Stated goal: Copy each line below exactly and leave the pictures out.

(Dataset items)
"""

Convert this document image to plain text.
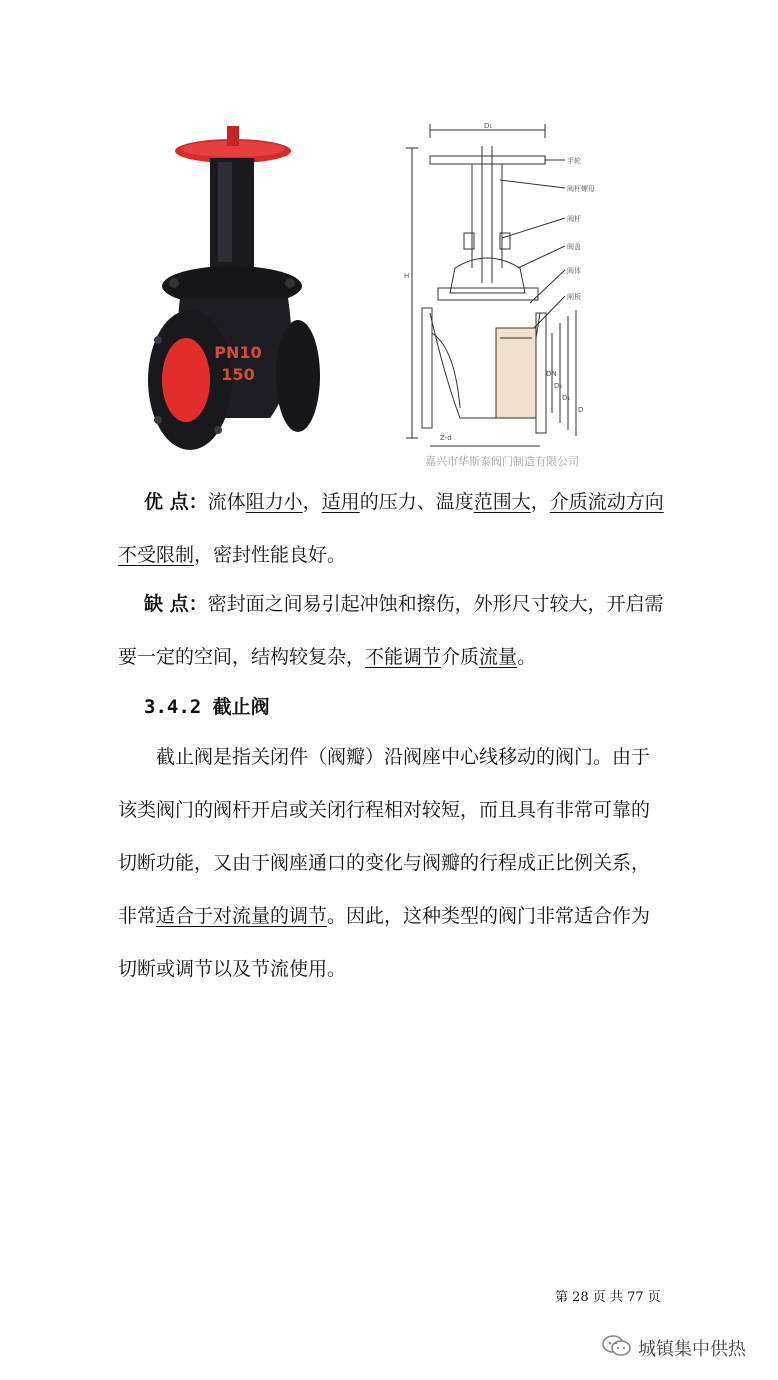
PN10
150
D₁
H
手轮
阀杆螺母
阀杆
阀盖
阀体
闸板
DN
D₂
D₁
D
Z-d
嘉兴市华斯泰阀门制造有限公司

优 点：流体阻力小，适用的压力、温度范围大，介质流动方向不受限制，密封性能良好。

缺 点：密封面之间易引起冲蚀和擦伤，外形尺寸较大，开启需要一定的空间，结构较复杂，不能调节介质流量。

3.4.2 截止阀

截止阀是指关闭件（阀瓣）沿阀座中心线移动的阀门。由于该类阀门的阀杆开启或关闭行程相对较短，而且具有非常可靠的切断功能，又由于阀座通口的变化与阀瓣的行程成正比例关系，非常适合于对流量的调节。因此，这种类型的阀门非常适合作为切断或调节以及节流使用。

第 28 页 共 77 页
城镇集中供热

"""

Problem solution:
Convert this document image to plain text.
PN10
150
D₁
H
手轮
阀杆螺母
阀杆
阀盖
阀体
闸板
DN
D₂
D₁
D
Z-d
嘉兴市华斯泰阀门制造有限公司

优 点：流体阻力小，适用的压力、温度范围大，介质流动方向不受限制，密封性能良好。

缺 点：密封面之间易引起冲蚀和擦伤，外形尺寸较大，开启需要一定的空间，结构较复杂，不能调节介质流量。

3.4.2 截止阀

截止阀是指关闭件（阀瓣）沿阀座中心线移动的阀门。由于该类阀门的阀杆开启或关闭行程相对较短，而且具有非常可靠的切断功能，又由于阀座通口的变化与阀瓣的行程成正比例关系，非常适合于对流量的调节。因此，这种类型的阀门非常适合作为切断或调节以及节流使用。

第 28 页 共 77 页
城镇集中供热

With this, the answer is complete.